Exercise tasks:
A: Summarize the passage on increasing diversity in computer science and engineering in two sentences.
B: Write the next part of the passage on increasing diversity in computer science and engineering, picking up after its final sentence.

Text to read:
— START —

Over the past 30 years, students of color have been underrepresented among students completing computer science and computer engineering undergraduate degrees. While we do not directly control the rate at which students apply and are accepted at our institutions, we should strive to create environments that are conducive to URM student success once they are accepted.

A five year program is aimed at increasing the enrollment and graduation rates of women and underrepresented minority (URM) students in computer science and engineering at a competitive public research institution. Three obstacles to diversity in computer science and computer engineering have been identified: stereotyped traits, perceived abilities, and learning environment. Identifying implicit bias and imposter syndrome as components of these obstacles, we include a series of class activities designed to lessen the impact of implicit bias and imposter syndrome on our students in large-enrollment introductory computer programming courses. One element of assessing the success of our program is to use entry and exit surveys to gauge the change in students’ perceptions of their abilities and learning environment.

— END —

Data section:
— START —

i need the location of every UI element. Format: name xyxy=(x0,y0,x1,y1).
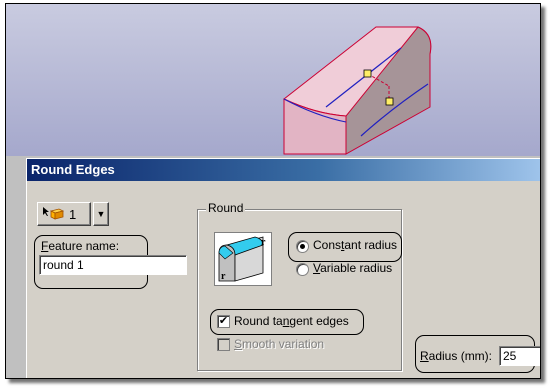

— END —
— START —

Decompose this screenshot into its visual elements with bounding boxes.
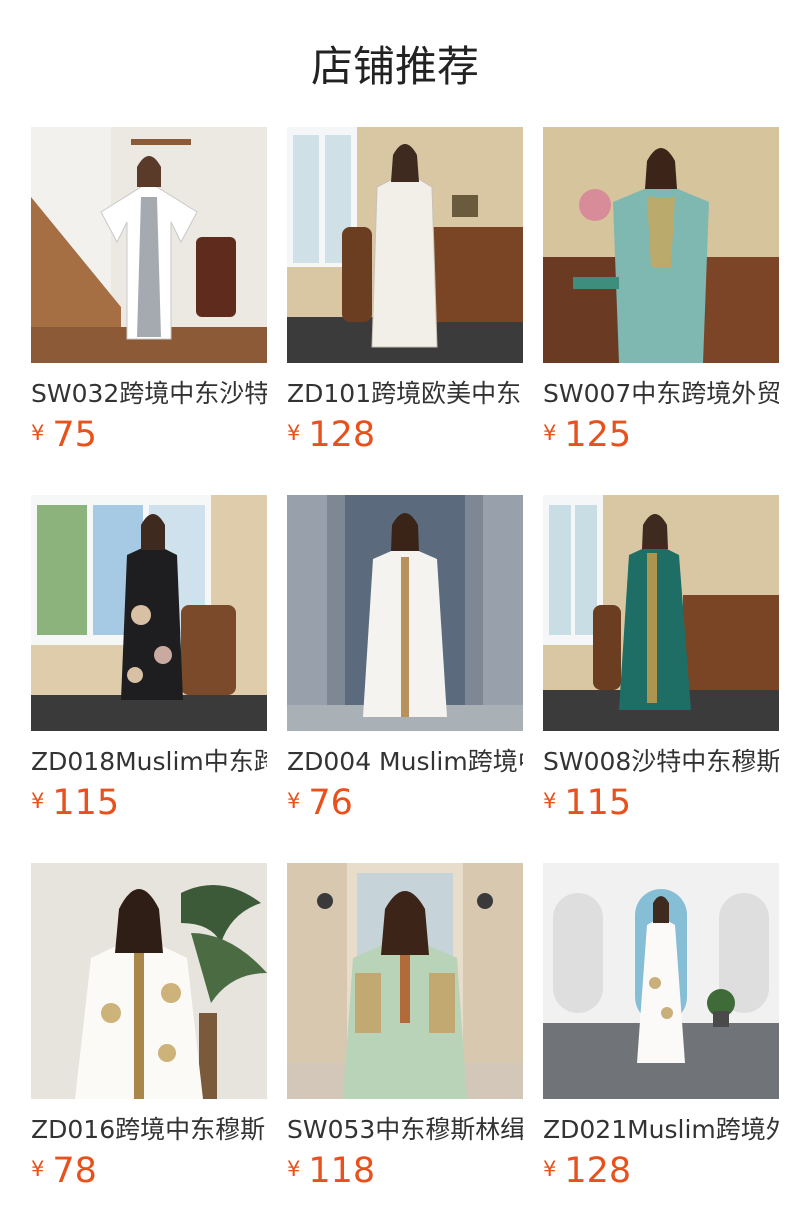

— END —

Final answers:
A: Students of color have been underrepresented among computer science and computer engineering graduates for 30 years, and a five-year program at a competitive public research institution aims to raise enrollment and graduation rates of women and underrepresented minority students in these fields. It identifies stereotyped traits, perceived abilities, and learning environment as obstacles, uses class activities in large introductory programming courses to lessen implicit bias and imposter syndrome, and measures changes in students' perceptions through entry and exit surveys.

B:
Previously, we investigated the difference between men’s and women’s perceptions of their abilities and the learning environments in introductory computing courses. We found a statistically significant association between gender and perception of self-efficacy, but not in how those perceptions change over the course of the term. In this paper, we expand our analysis to examine the experience of URM compared to non-URM students.

Our research question is: Are URM students associated with different perceptions of their abilities and learning environment as measured by confidence in success, intimidation by programming, and feelings of inclusion?

Our data set is comprised of entry and exit survey data for three semesters of introductory computing courses. The survey data will be analyzed using mixed model ANOVA for repeated measures of questions on self-efficacy, intimidation by programming, and feelings of inclusion. The results and analysis will be presented in this paper.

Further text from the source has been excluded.